** Start Records provided **
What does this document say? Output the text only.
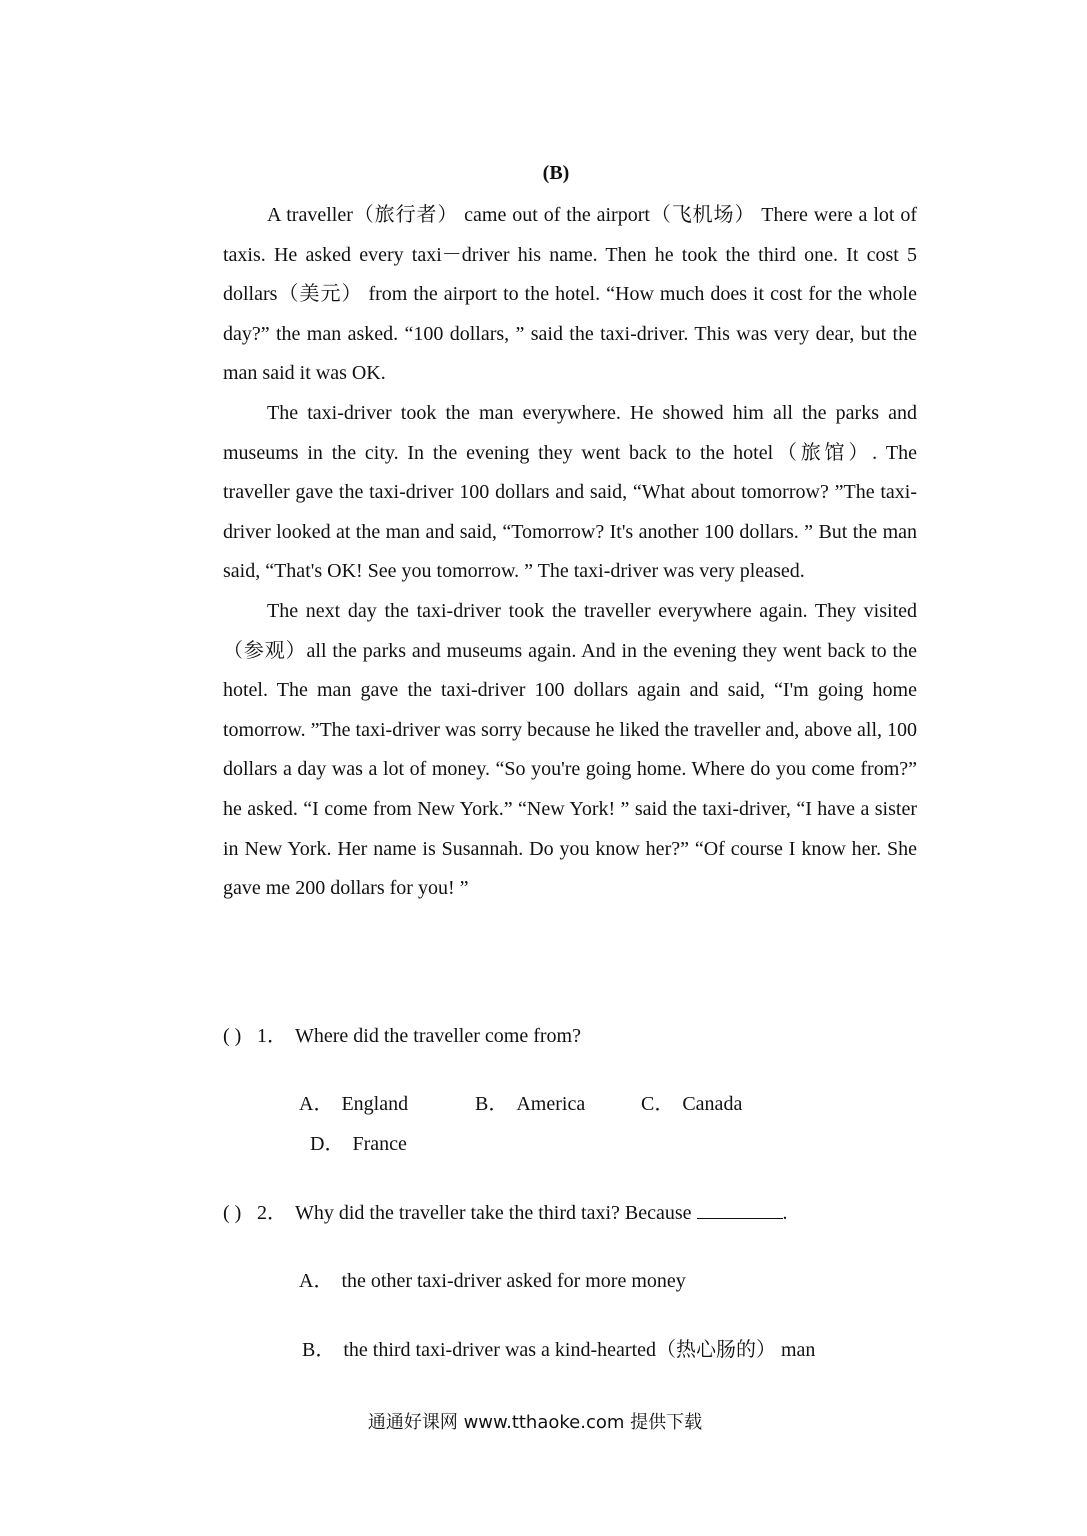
(B)

A traveller（旅行者） came out of the airport（飞机场） There were a lot of taxis. He asked every taxi－driver his name. Then he took the third one. It cost 5 dollars（美元） from the airport to the hotel. “How much does it cost for the whole day?” the man asked. “100 dollars, ” said the taxi-driver. This was very dear, but the man said it was OK.

The taxi-driver took the man everywhere. He showed him all the parks and museums in the city. In the evening they went back to the hotel（旅馆）. The traveller gave the taxi-driver 100 dollars and said, “What about tomorrow? ”The taxi-driver looked at the man and said, “Tomorrow? It's another 100 dollars. ” But the man said, “That's OK! See you tomorrow. ” The taxi-driver was very pleased.

The next day the taxi-driver took the traveller everywhere again. They visited（参观）all the parks and museums again. And in the evening they went back to the hotel. The man gave the taxi-driver 100 dollars again and said, “I'm going home tomorrow. ”The taxi-driver was sorry because he liked the traveller and, above all, 100 dollars a day was a lot of money. “So you're going home. Where do you come from?” he asked. “I come from New York.” “New York! ” said the taxi-driver, “I have a sister in New York. Her name is Susannah. Do you know her?” “Of course I know her. She gave me 200 dollars for you! ”

( ) 1． Where did the traveller come from?
A． England	B． America	C． Canada
D． France
( ) 2． Why did the traveller take the third taxi? Because	.
A． the other taxi-driver asked for more money
B． the third taxi-driver was a kind-hearted（热心肠的） man
通通好课网 www.tthaoke.com 提供下载
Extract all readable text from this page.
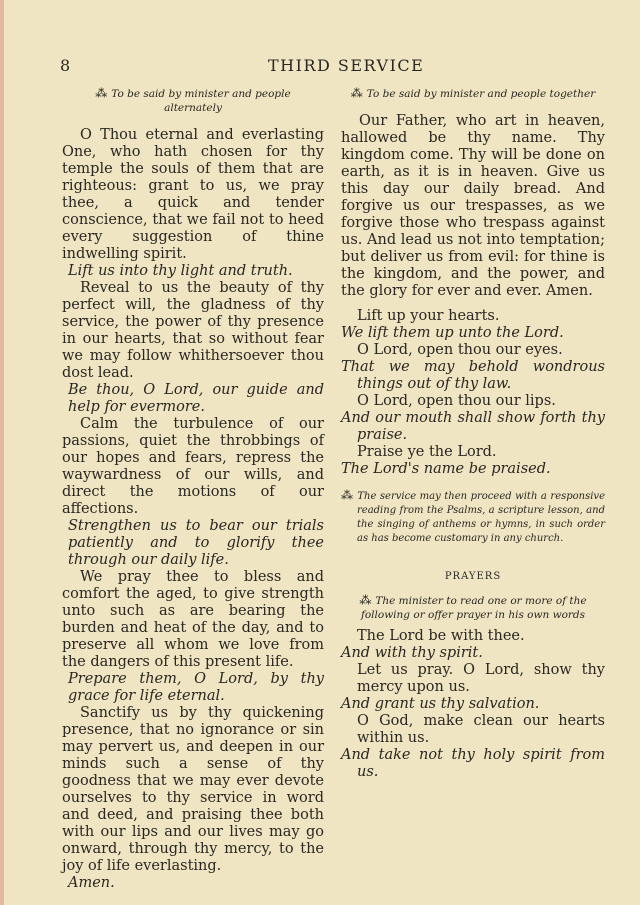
8	THIRD SERVICE
⁂ To be said by minister and people alternately

O Thou eternal and everlasting One, who hath chosen for thy temple the souls of them that are righteous: grant to us, we pray thee, a quick and tender conscience, that we fail not to heed every suggestion of thine indwelling spirit.

Lift us into thy light and truth.

Reveal to us the beauty of thy perfect will, the gladness of thy service, the power of thy presence in our hearts, that so without fear we may follow whithersoever thou dost lead.

Be thou, O Lord, our guide and help for evermore.

Calm the turbulence of our passions, quiet the throbbings of our hopes and fears, repress the waywardness of our wills, and direct the motions of our affections.

Strengthen us to bear our trials patiently and to glorify thee through our daily life.

We pray thee to bless and comfort the aged, to give strength unto such as are bearing the burden and heat of the day, and to preserve all whom we love from the dangers of this present life.

Prepare them, O Lord, by thy grace for life eternal.

Sanctify us by thy quickening presence, that no ignorance or sin may pervert us, and deepen in our minds such a sense of thy goodness that we may ever devote ourselves to thy service in word and deed, and praising thee both with our lips and our lives may go onward, through thy mercy, to the joy of life everlasting.

Amen.

⁂ To be said by minister and people together

Our Father, who art in heaven, hallowed be thy name. Thy kingdom come. Thy will be done on earth, as it is in heaven. Give us this day our daily bread. And forgive us our trespasses, as we forgive those who trespass against us. And lead us not into temptation; but deliver us from evil: for thine is the kingdom, and the power, and the glory for ever and ever. Amen.

Lift up your hearts.

We lift them up unto the Lord.

O Lord, open thou our eyes.

That we may behold wondrous things out of thy law.

O Lord, open thou our lips.

And our mouth shall show forth thy praise.

Praise ye the Lord.

The Lord's name be praised.

⁂ The service may then proceed with a responsive reading from the Psalms, a scripture lesson, and the singing of anthems or hymns, in such order as has become customary in any church.
PRAYERS
⁂ The minister to read one or more of the following or offer prayer in his own words

The Lord be with thee.

And with thy spirit.

Let us pray. O Lord, show thy mercy upon us.

And grant us thy salvation.

O God, make clean our hearts within us.

And take not thy holy spirit from us.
** End Records provided **
Look through the records and count each line that holds "said". Write only the total.

● **Result of the exercise**: 5